Problem to work on: Check each line of the material. Copy those containing "peut".

Materials provided:
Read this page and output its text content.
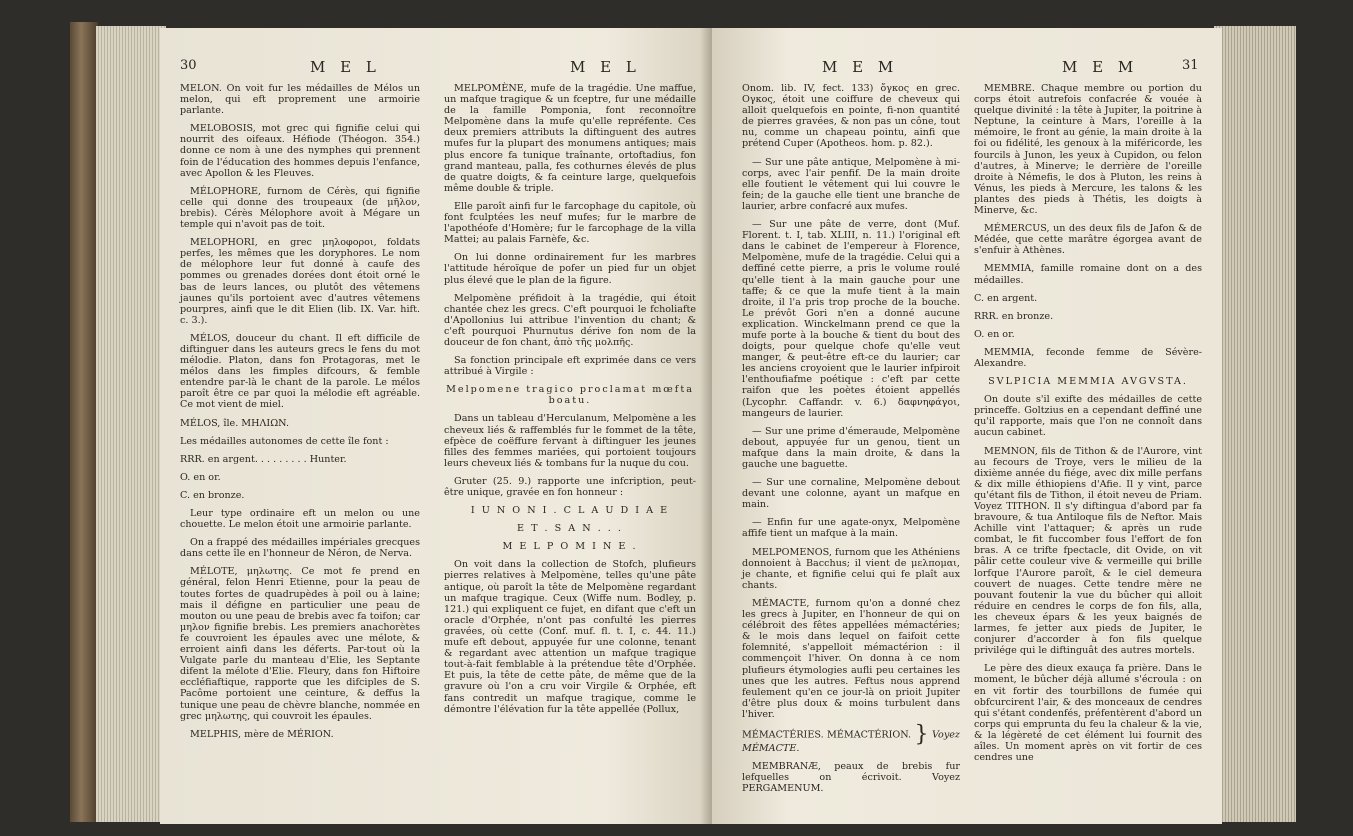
30	M E L	M E L

MELON. On voit fur les médailles de Mélos un melon, qui eft proprement une armoirie parlante.

MELOBOSIS, mot grec qui fignifie celui qui nourrit des oifeaux. Héfiode (Théogon. 354.) donne ce nom à une des nymphes qui prennent foin de l'éducation des hommes depuis l'enfance, avec Apollon & les Fleuves.

MÉLOPHORE, furnom de Cérès, qui fignifie celle qui donne des troupeaux (de μῆλον, brebis). Cérès Mélophore avoit à Mégare un temple qui n'avoit pas de toit.

MELOPHORI, en grec μηλοφοροι, foldats perfes, les mêmes que les doryphores. Le nom de mélophore leur fut donné à caufe des pommes ou grenades dorées dont étoit orné le bas de leurs lances, ou plutôt des vêtemens jaunes qu'ils portoient avec d'autres vêtemens pourpres, ainfi que le dit Elien (lib. IX. Var. hift. c. 3.).

MÉLOS, douceur du chant. Il eft difficile de diftinguer dans les auteurs grecs le fens du mot mélodie. Platon, dans fon Protagoras, met le mélos dans les fimples difcours, & femble entendre par-là le chant de la parole. Le mélos paroît être ce par quoi la mélodie eft agréable. Ce mot vient de miel.

MÉLOS, île. MHΛIΩN.

Les médailles autonomes de cette île font :

RRR. en argent. . . . . . . . . Hunter.

O. en or.

C. en bronze.

Leur type ordinaire eft un melon ou une chouette. Le melon étoit une armoirie parlante.

On a frappé des médailles impériales grecques dans cette île en l'honneur de Néron, de Nerva.

MÉLOTE, μηλωτης. Ce mot fe prend en général, felon Henri Etienne, pour la peau de toutes fortes de quadrupèdes à poil ou à laine; mais il défigne en particulier une peau de mouton ou une peau de brebis avec fa toifon; car μηλον fignifie brebis. Les premiers anachorètes fe couvroient les épaules avec une mélote, & erroient ainfi dans les déferts. Par-tout où la Vulgate parle du manteau d'Elie, les Septante difent la mélote d'Elie. Fleury, dans fon Hiftoire eccléfiaftique, rapporte que les difciples de S. Pacôme portoient une ceinture, & deffus la tunique une peau de chèvre blanche, nommée en grec μηλωτης, qui couvroit les épaules.

MELPHIS, mère de MÉRION.

MELPOMÈNE, mufe de la tragédie. Une maffue, un mafque tragique & un fceptre, fur une médaille de la famille Pomponia, font reconnoître Melpomène dans la mufe qu'elle repréfente. Ces deux premiers attributs la diftinguent des autres mufes fur la plupart des monumens antiques; mais plus encore fa tunique traînante, ortoftadius, fon grand manteau, palla, fes cothurnes élevés de plus de quatre doigts, & fa ceinture large, quelquefois même double & triple.

Elle paroît ainfi fur le farcophage du capitole, où font fculptées les neuf mufes; fur le marbre de l'apothéofe d'Homère; fur le farcophage de la villa Mattei; au palais Farnèfe, &c.

On lui donne ordinairement fur les marbres l'attitude héroïque de pofer un pied fur un objet plus élevé que le plan de la figure.

Melpomène préfidoit à la tragédie, qui étoit chantée chez les grecs. C'eft pourquoi le fcholiafte d'Apollonius lui attribue l'invention du chant; & c'eft pourquoi Phurnutus dérive fon nom de la douceur de fon chant, ἀπὸ τῆς μολπῆς.

Sa fonction principale eft exprimée dans ce vers attribué à Virgile :

Melpomene tragico proclamat mœfta boatu.

Dans un tableau d'Herculanum, Melpomène a les cheveux liés & raffemblés fur le fommet de la tête, efpèce de coëffure fervant à diftinguer les jeunes filles des femmes mariées, qui portoient toujours leurs cheveux liés & tombans fur la nuque du cou.

Gruter (25. 9.) rapporte une infcription, peut-être unique, gravée en fon honneur :

I U N O N I . C L A U D I A E

E T . S A N . . .

M E L P O M I N E .

On voit dans la collection de Stofch, plufieurs pierres relatives à Melpomène, telles qu'une pâte antique, où paroît la tête de Melpomène regardant un mafque tragique. Ceux (Wiffe num. Bodley, p. 121.) qui expliquent ce fujet, en difant que c'eft un oracle d'Orphée, n'ont pas confulté les pierres gravées, où cette (Conf. muf. fl. t. I, c. 44. 11.) mufe eft debout, appuyée fur une colonne, tenant & regardant avec attention un mafque tragique tout-à-fait femblable à la prétendue tête d'Orphée. Et puis, la tête de cette pâte, de même que de la gravure où l'on a cru voir Virgile & Orphée, eft fans contredit un mafque tragique, comme le démontre l'élévation fur la tête appellée (Pollux,

M E M	M E M	31

Onom. lib. IV, fect. 133) ὄγκος en grec. Ογκος, étoit une coiffure de cheveux qui alloit quelquefois en pointe, fi-non quantité de pierres gravées, & non pas un cône, tout nu, comme un chapeau pointu, ainfi que prétend Cuper (Apotheos. hom. p. 82.).

— Sur une pâte antique, Melpomène à mi-corps, avec l'air penfif. De la main droite elle foutient le vêtement qui lui couvre le fein; de la gauche elle tient une branche de laurier, arbre confacré aux mufes.

— Sur une pâte de verre, dont (Muf. Florent. t. I, tab. XLIII, n. 11.) l'original eft dans le cabinet de l'empereur à Florence, Melpomène, mufe de la tragédie. Celui qui a deffiné cette pierre, a pris le volume roulé qu'elle tient à la main gauche pour une taffe; & ce que la mufe tient à la main droite, il l'a pris trop proche de la bouche. Le prévôt Gori n'en a donné aucune explication. Winckelmann prend ce que la mufe porte à la bouche & tient du bout des doigts, pour quelque chofe qu'elle veut manger, & peut-être eft-ce du laurier; car les anciens croyoient que le laurier infpiroit l'enthoufiafme poétique : c'eft par cette raifon que les poètes étoient appellés (Lycophr. Caffandr. v. 6.) δαφνηφάγοι, mangeurs de laurier.

— Sur une prime d'émeraude, Melpomène debout, appuyée fur un genou, tient un mafque dans la main droite, & dans la gauche une baguette.

— Sur une cornaline, Melpomène debout devant une colonne, ayant un mafque en main.

— Enfin fur une agate-onyx, Melpomène affife tient un mafque à la main.

MELPOMENOS, furnom que les Athéniens donnoient à Bacchus; il vient de μελπομαι, je chante, et fignifie celui qui fe plaît aux chants.

MÉMACTE, furnom qu'on a donné chez les grecs à Jupiter, en l'honneur de qui on célébroit des fêtes appellées mémactéries; & le mois dans lequel on faifoit cette folemnité, s'appelloit mémactérion : il commençoit l'hiver. On donna à ce nom plufieurs étymologies aufli peu certaines les unes que les autres. Feftus nous apprend feulement qu'en ce jour-là on prioit Jupiter d'être plus doux & moins turbulent dans l'hiver.

MÉMACTÉRIES. MÉMACTÉRION. } Voyez MÉMACTE.

MEMBRANÆ, peaux de brebis fur lefquelles on écrivoit. Voyez PERGAMENUM.

MEMBRE. Chaque membre ou portion du corps étoit autrefois confacrée & vouée à quelque divinité : la tête à Jupiter, la poitrine à Neptune, la ceinture à Mars, l'oreille à la mémoire, le front au génie, la main droite à la foi ou fidélité, les genoux à la miféricorde, les fourcils à Junon, les yeux à Cupidon, ou felon d'autres, à Minerve; le derrière de l'oreille droite à Némefis, le dos à Pluton, les reins à Vénus, les pieds à Mercure, les talons & les plantes des pieds à Thétis, les doigts à Minerve, &c.

MÉMERCUS, un des deux fils de Jafon & de Médée, que cette marâtre égorgea avant de s'enfuir à Athènes.

MEMMIA, famille romaine dont on a des médailles.

C. en argent.

RRR. en bronze.

O. en or.

MEMMIA, feconde femme de Sévère-Alexandre.

SVLPICIA MEMMIA AVGVSTA.

On doute s'il exifte des médailles de cette princeffe. Goltzius en a cependant deffiné une qu'il rapporte, mais que l'on ne connoît dans aucun cabinet.

MEMNON, fils de Tithon & de l'Aurore, vint au fecours de Troye, vers le milieu de la dixième année du fiége, avec dix mille perfans & dix mille éthiopiens d'Afie. Il y vint, parce qu'étant fils de Tithon, il étoit neveu de Priam. Voyez TITHON. Il s'y diftingua d'abord par fa bravoure, & tua Antiloque fils de Neftor. Mais Achille vint l'attaquer; & après un rude combat, le fit fuccomber fous l'effort de fon bras. A ce trifte fpectacle, dit Ovide, on vit pâlir cette couleur vive & vermeille qui brille lorfque l'Aurore paroît, & le ciel demeura couvert de nuages. Cette tendre mère ne pouvant foutenir la vue du bûcher qui alloit réduire en cendres le corps de fon fils, alla, les cheveux épars & les yeux baignés de larmes, fe jetter aux pieds de Jupiter, le conjurer d'accorder à fon fils quelque privilége qui le diftinguât des autres mortels.

Le père des dieux exauça fa prière. Dans le moment, le bûcher déjà allumé s'écroula : on en vit fortir des tourbillons de fumée qui obfcurcirent l'air, & des monceaux de cendres qui s'étant condenfés, préfentèrent d'abord un corps qui emprunta du feu la chaleur & la vie, & la légèreté de cet élément lui fournit des aîles. Un moment après on vit fortir de ces cendres une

Completed task:
Gruter (25. 9.) rapporte une infcription, peut-être unique, gravée en fon honneur :
— Sur une pâte de verre, dont (Muf. Florent. t. I, tab. XLIII, n. 11.) l'original eft dans le cabinet de l'empereur à Florence, Melpomène, mufe de la tragédie. Celui qui a deffiné cette pierre, a pris le volume roulé qu'elle tient à la main gauche pour une taffe; & ce que la mufe tient à la main droite, il l'a pris trop proche de la bouche. Le prévôt Gori n'en a donné aucune explication. Winckelmann prend ce que la mufe porte à la bouche & tient du bout des doigts, pour quelque chofe qu'elle veut manger, & peut-être eft-ce du laurier; car les anciens croyoient que le laurier infpiroit l'enthoufiafme poétique : c'eft par cette raifon que les poètes étoient appellés (Lycophr. Caffandr. v. 6.) δαφνηφάγοι, mangeurs de laurier.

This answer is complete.